Filter the entries below, keeping every line that has the word "Covid".

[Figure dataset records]
^^^^^^^^^^^^^^^^
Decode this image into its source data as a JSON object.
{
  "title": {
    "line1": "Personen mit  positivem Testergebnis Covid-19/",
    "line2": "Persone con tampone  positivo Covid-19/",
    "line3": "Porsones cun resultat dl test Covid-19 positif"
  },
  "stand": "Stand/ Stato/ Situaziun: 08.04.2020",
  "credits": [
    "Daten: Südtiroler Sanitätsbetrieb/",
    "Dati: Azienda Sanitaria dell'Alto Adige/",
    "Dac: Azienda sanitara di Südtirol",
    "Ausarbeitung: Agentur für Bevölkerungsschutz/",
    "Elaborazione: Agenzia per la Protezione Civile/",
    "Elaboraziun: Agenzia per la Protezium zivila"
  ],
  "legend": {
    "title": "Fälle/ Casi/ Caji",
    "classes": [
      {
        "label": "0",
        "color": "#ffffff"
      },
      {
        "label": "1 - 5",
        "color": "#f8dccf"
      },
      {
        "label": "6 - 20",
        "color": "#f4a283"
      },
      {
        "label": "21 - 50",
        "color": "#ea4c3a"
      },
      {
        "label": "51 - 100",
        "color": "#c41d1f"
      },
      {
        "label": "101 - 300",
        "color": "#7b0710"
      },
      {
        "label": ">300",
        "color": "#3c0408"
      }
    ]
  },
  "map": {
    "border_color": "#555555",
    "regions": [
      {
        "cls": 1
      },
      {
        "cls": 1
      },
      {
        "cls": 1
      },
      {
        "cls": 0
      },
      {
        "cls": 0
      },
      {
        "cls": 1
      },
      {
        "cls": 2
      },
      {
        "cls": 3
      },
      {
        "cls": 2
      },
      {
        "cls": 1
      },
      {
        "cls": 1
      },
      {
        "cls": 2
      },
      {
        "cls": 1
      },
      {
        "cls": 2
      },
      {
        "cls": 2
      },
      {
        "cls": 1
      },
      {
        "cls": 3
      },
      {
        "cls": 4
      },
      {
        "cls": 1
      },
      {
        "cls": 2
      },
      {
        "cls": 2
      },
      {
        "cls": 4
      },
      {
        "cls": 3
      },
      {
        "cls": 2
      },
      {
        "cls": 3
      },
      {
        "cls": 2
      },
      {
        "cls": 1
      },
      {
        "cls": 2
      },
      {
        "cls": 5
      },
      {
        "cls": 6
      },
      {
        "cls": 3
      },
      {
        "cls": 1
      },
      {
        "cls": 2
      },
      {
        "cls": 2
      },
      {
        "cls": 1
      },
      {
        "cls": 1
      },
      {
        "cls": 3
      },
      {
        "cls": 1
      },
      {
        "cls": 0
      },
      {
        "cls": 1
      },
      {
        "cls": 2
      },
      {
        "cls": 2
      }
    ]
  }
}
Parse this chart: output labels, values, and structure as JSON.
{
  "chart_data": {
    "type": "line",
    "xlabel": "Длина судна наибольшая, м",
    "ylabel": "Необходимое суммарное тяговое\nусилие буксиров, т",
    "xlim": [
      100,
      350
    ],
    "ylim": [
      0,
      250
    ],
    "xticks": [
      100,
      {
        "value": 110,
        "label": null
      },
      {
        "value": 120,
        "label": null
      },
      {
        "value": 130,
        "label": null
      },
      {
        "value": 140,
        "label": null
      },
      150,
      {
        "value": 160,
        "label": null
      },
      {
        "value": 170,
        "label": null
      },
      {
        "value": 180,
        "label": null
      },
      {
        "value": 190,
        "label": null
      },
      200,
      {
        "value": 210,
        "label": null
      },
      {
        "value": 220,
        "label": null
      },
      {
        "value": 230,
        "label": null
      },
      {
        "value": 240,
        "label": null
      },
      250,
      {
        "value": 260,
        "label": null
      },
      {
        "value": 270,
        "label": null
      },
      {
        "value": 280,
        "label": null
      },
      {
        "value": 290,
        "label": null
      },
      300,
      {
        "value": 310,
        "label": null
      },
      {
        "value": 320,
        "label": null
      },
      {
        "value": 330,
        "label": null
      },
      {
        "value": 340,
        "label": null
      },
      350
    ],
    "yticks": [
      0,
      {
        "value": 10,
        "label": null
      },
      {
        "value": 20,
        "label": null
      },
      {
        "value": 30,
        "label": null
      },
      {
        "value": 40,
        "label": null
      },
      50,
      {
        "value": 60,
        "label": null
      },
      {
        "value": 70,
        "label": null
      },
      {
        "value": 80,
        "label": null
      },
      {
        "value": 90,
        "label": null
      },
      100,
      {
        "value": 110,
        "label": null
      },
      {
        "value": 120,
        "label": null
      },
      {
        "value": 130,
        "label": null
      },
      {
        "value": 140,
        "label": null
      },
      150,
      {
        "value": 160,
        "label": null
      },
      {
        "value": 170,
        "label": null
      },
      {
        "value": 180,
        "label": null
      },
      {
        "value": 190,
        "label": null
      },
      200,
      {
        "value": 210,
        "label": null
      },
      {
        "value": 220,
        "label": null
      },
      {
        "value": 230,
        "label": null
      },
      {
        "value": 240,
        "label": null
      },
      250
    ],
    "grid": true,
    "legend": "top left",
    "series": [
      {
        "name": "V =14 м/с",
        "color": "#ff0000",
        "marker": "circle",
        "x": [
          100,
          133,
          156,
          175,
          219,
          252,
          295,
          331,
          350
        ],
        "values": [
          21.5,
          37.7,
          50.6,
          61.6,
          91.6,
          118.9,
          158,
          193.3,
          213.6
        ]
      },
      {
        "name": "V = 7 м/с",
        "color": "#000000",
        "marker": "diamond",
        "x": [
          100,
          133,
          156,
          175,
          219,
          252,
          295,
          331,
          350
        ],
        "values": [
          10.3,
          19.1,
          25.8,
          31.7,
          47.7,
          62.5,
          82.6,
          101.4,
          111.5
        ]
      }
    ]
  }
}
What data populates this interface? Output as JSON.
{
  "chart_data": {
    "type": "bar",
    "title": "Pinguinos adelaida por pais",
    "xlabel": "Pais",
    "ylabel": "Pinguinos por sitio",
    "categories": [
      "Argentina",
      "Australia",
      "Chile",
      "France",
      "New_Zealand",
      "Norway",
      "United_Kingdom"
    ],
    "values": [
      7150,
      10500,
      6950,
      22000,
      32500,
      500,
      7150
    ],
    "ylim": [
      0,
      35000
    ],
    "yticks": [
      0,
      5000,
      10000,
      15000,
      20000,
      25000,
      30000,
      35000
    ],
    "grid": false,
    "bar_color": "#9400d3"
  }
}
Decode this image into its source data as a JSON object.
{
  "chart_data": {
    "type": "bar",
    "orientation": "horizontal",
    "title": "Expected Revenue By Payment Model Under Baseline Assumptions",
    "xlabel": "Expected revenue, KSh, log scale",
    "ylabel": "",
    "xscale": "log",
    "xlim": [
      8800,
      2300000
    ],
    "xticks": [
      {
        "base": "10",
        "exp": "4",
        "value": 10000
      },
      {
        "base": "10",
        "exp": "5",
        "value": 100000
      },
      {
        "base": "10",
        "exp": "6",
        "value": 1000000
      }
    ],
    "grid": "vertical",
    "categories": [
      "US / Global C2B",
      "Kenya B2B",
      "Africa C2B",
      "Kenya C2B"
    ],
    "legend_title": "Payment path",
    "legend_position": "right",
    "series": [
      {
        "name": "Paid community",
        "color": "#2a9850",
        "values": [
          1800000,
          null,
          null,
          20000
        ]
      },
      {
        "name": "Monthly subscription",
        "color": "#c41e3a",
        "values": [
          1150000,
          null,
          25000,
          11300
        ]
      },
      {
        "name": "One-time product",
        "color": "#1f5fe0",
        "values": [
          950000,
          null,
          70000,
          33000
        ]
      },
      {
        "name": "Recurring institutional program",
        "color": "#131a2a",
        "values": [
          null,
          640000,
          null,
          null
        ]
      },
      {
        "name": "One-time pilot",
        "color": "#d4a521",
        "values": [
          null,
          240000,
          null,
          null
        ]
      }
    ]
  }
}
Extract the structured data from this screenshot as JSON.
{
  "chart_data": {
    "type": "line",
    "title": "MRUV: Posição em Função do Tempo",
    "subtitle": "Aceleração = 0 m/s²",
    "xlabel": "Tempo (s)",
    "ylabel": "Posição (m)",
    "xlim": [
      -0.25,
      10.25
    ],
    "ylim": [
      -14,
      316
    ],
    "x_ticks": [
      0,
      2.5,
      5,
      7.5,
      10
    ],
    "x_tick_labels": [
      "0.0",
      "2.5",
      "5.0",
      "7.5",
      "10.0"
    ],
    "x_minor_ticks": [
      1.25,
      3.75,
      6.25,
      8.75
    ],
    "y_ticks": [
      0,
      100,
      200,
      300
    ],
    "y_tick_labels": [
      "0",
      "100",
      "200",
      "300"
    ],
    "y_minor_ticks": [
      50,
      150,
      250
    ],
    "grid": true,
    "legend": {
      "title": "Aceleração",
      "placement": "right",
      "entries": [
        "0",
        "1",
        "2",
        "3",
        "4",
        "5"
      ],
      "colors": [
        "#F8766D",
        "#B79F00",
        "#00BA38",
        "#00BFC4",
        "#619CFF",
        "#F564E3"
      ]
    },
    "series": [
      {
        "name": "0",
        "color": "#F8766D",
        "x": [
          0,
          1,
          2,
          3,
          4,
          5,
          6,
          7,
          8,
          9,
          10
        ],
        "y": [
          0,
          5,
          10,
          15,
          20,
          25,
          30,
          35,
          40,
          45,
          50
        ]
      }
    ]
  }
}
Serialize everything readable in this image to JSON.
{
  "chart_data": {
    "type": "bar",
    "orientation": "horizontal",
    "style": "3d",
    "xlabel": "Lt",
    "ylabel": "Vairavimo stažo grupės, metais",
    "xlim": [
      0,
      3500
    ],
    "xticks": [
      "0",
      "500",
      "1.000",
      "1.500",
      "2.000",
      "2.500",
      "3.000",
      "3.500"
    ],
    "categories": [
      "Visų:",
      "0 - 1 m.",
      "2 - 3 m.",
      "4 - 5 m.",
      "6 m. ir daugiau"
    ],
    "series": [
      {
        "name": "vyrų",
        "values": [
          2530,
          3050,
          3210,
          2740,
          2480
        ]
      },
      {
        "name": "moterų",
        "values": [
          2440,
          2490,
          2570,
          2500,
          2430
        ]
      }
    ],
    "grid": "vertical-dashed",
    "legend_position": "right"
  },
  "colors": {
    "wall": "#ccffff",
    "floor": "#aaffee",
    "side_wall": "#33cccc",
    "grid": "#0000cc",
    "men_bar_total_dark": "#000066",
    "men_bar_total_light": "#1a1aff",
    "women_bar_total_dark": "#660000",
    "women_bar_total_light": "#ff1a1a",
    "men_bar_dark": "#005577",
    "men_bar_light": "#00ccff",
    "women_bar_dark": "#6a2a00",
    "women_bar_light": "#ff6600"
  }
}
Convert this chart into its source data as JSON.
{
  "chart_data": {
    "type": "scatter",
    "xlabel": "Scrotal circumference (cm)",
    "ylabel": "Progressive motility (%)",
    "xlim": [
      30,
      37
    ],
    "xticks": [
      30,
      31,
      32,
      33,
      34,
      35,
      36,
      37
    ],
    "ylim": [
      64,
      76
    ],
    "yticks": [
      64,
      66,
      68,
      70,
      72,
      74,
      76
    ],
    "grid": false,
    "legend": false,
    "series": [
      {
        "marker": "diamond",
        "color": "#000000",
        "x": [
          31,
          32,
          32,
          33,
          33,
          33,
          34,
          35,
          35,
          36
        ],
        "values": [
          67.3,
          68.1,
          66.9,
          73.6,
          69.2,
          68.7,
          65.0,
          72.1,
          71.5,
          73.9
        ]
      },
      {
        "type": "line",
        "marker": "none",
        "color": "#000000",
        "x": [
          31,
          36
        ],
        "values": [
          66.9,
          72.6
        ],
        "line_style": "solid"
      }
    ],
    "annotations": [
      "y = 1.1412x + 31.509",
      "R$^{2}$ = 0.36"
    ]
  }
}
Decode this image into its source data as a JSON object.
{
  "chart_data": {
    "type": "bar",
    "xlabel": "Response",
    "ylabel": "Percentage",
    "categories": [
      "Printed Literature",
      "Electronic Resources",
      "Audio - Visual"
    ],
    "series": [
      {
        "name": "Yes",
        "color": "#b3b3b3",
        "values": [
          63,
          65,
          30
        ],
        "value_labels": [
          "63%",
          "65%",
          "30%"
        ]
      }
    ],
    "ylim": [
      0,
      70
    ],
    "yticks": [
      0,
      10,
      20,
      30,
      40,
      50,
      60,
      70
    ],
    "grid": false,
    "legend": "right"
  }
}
^^^^^^^^^^^^^^^^
**Written response:**
    "line1": "Personen mit  positivem Testergebnis Covid-19/",
    "line2": "Persone con tampone  positivo Covid-19/",
    "line3": "Porsones cun resultat dl test Covid-19 positif"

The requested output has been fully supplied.